▶ RECORD EXTRACTS
____

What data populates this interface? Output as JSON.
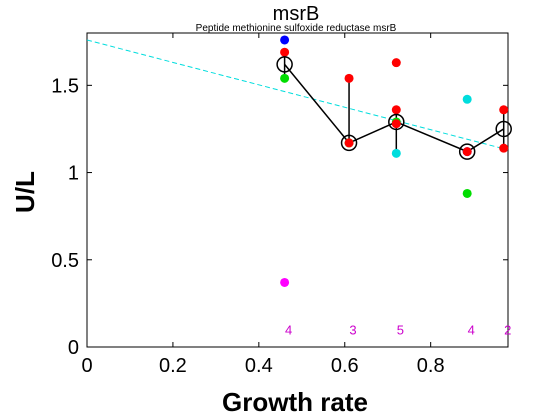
{
  "chart_data": {
    "type": "scatter",
    "title": "msrB",
    "subtitle": "Peptide methionine sulfoxide reductase msrB",
    "xlabel": "Growth rate",
    "ylabel": "U/L",
    "xlim": [
      0,
      0.98
    ],
    "ylim": [
      0,
      1.8
    ],
    "xticks": [
      0,
      0.2,
      0.4,
      0.6,
      0.8
    ],
    "xtick_labels": [
      "0",
      "0.2",
      "0.4",
      "0.6",
      "0.8"
    ],
    "yticks": [
      0,
      0.5,
      1,
      1.5
    ],
    "ytick_labels": [
      "0",
      "0.5",
      "1",
      "1.5"
    ],
    "grid": false,
    "points": [
      {
        "x": 0.46,
        "y": 1.76,
        "color": "#0000ff"
      },
      {
        "x": 0.46,
        "y": 1.69,
        "color": "#ff0000"
      },
      {
        "x": 0.46,
        "y": 1.54,
        "color": "#00dd00"
      },
      {
        "x": 0.46,
        "y": 0.37,
        "color": "#ff00ff"
      },
      {
        "x": 0.61,
        "y": 1.54,
        "color": "#ff0000"
      },
      {
        "x": 0.61,
        "y": 1.17,
        "color": "#00dd00"
      },
      {
        "x": 0.61,
        "y": 1.17,
        "color": "#ff0000"
      },
      {
        "x": 0.72,
        "y": 1.63,
        "color": "#ff0000"
      },
      {
        "x": 0.72,
        "y": 1.36,
        "color": "#ff0000"
      },
      {
        "x": 0.72,
        "y": 1.29,
        "color": "#00dd00"
      },
      {
        "x": 0.72,
        "y": 1.28,
        "color": "#ff0000"
      },
      {
        "x": 0.72,
        "y": 1.11,
        "color": "#00dddd"
      },
      {
        "x": 0.885,
        "y": 1.42,
        "color": "#00dddd"
      },
      {
        "x": 0.885,
        "y": 1.12,
        "color": "#0000ff"
      },
      {
        "x": 0.885,
        "y": 1.12,
        "color": "#ff0000"
      },
      {
        "x": 0.885,
        "y": 0.88,
        "color": "#00dd00"
      },
      {
        "x": 0.97,
        "y": 1.36,
        "color": "#ff0000"
      },
      {
        "x": 0.97,
        "y": 1.14,
        "color": "#ff0000"
      }
    ],
    "means": {
      "x": [
        0.46,
        0.61,
        0.72,
        0.885,
        0.97
      ],
      "y": [
        1.62,
        1.17,
        1.29,
        1.12,
        1.25
      ],
      "err_low": [
        1.54,
        1.17,
        1.11,
        1.12,
        1.14
      ],
      "err_high": [
        1.69,
        1.54,
        1.36,
        1.12,
        1.36
      ],
      "color": "#000000"
    },
    "fit_line": {
      "x": [
        0,
        0.98
      ],
      "y": [
        1.76,
        1.13
      ],
      "color": "#00dddd",
      "style": "dashed"
    },
    "counts": [
      {
        "x": 0.46,
        "label": "4"
      },
      {
        "x": 0.61,
        "label": "3"
      },
      {
        "x": 0.72,
        "label": "5"
      },
      {
        "x": 0.885,
        "label": "4"
      },
      {
        "x": 0.97,
        "label": "2"
      }
    ],
    "count_y": 0.1
  }
}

____

Exactly as written, reproduce all of the entries while dropping the pictures.

▶ EXERCISE RESPONSE
What data populates this interface? Output as JSON.
{
  "chart_data": {
    "type": "scatter",
    "title": "msrB",
    "subtitle": "Peptide methionine sulfoxide reductase msrB",
    "xlabel": "Growth rate",
    "ylabel": "U/L",
    "xlim": [
      0,
      0.98
    ],
    "ylim": [
      0,
      1.8
    ],
    "xticks": [
      0,
      0.2,
      0.4,
      0.6,
      0.8
    ],
    "xtick_labels": [
      "0",
      "0.2",
      "0.4",
      "0.6",
      "0.8"
    ],
    "yticks": [
      0,
      0.5,
      1,
      1.5
    ],
    "ytick_labels": [
      "0",
      "0.5",
      "1",
      "1.5"
    ],
    "grid": false,
    "points": [
      {
        "x": 0.46,
        "y": 1.76,
        "color": "#0000ff"
      },
      {
        "x": 0.46,
        "y": 1.69,
        "color": "#ff0000"
      },
      {
        "x": 0.46,
        "y": 1.54,
        "color": "#00dd00"
      },
      {
        "x": 0.46,
        "y": 0.37,
        "color": "#ff00ff"
      },
      {
        "x": 0.61,
        "y": 1.54,
        "color": "#ff0000"
      },
      {
        "x": 0.61,
        "y": 1.17,
        "color": "#00dd00"
      },
      {
        "x": 0.61,
        "y": 1.17,
        "color": "#ff0000"
      },
      {
        "x": 0.72,
        "y": 1.63,
        "color": "#ff0000"
      },
      {
        "x": 0.72,
        "y": 1.36,
        "color": "#ff0000"
      },
      {
        "x": 0.72,
        "y": 1.29,
        "color": "#00dd00"
      },
      {
        "x": 0.72,
        "y": 1.28,
        "color": "#ff0000"
      },
      {
        "x": 0.72,
        "y": 1.11,
        "color": "#00dddd"
      },
      {
        "x": 0.885,
        "y": 1.42,
        "color": "#00dddd"
      },
      {
        "x": 0.885,
        "y": 1.12,
        "color": "#0000ff"
      },
      {
        "x": 0.885,
        "y": 1.12,
        "color": "#ff0000"
      },
      {
        "x": 0.885,
        "y": 0.88,
        "color": "#00dd00"
      },
      {
        "x": 0.97,
        "y": 1.36,
        "color": "#ff0000"
      },
      {
        "x": 0.97,
        "y": 1.14,
        "color": "#ff0000"
      }
    ],
    "means": {
      "x": [
        0.46,
        0.61,
        0.72,
        0.885,
        0.97
      ],
      "y": [
        1.62,
        1.17,
        1.29,
        1.12,
        1.25
      ],
      "err_low": [
        1.54,
        1.17,
        1.11,
        1.12,
        1.14
      ],
      "err_high": [
        1.69,
        1.54,
        1.36,
        1.12,
        1.36
      ],
      "color": "#000000"
    },
    "fit_line": {
      "x": [
        0,
        0.98
      ],
      "y": [
        1.76,
        1.13
      ],
      "color": "#00dddd",
      "style": "dashed"
    },
    "counts": [
      {
        "x": 0.46,
        "label": "4"
      },
      {
        "x": 0.61,
        "label": "3"
      },
      {
        "x": 0.72,
        "label": "5"
      },
      {
        "x": 0.885,
        "label": "4"
      },
      {
        "x": 0.97,
        "label": "2"
      }
    ],
    "count_y": 0.1
  }
}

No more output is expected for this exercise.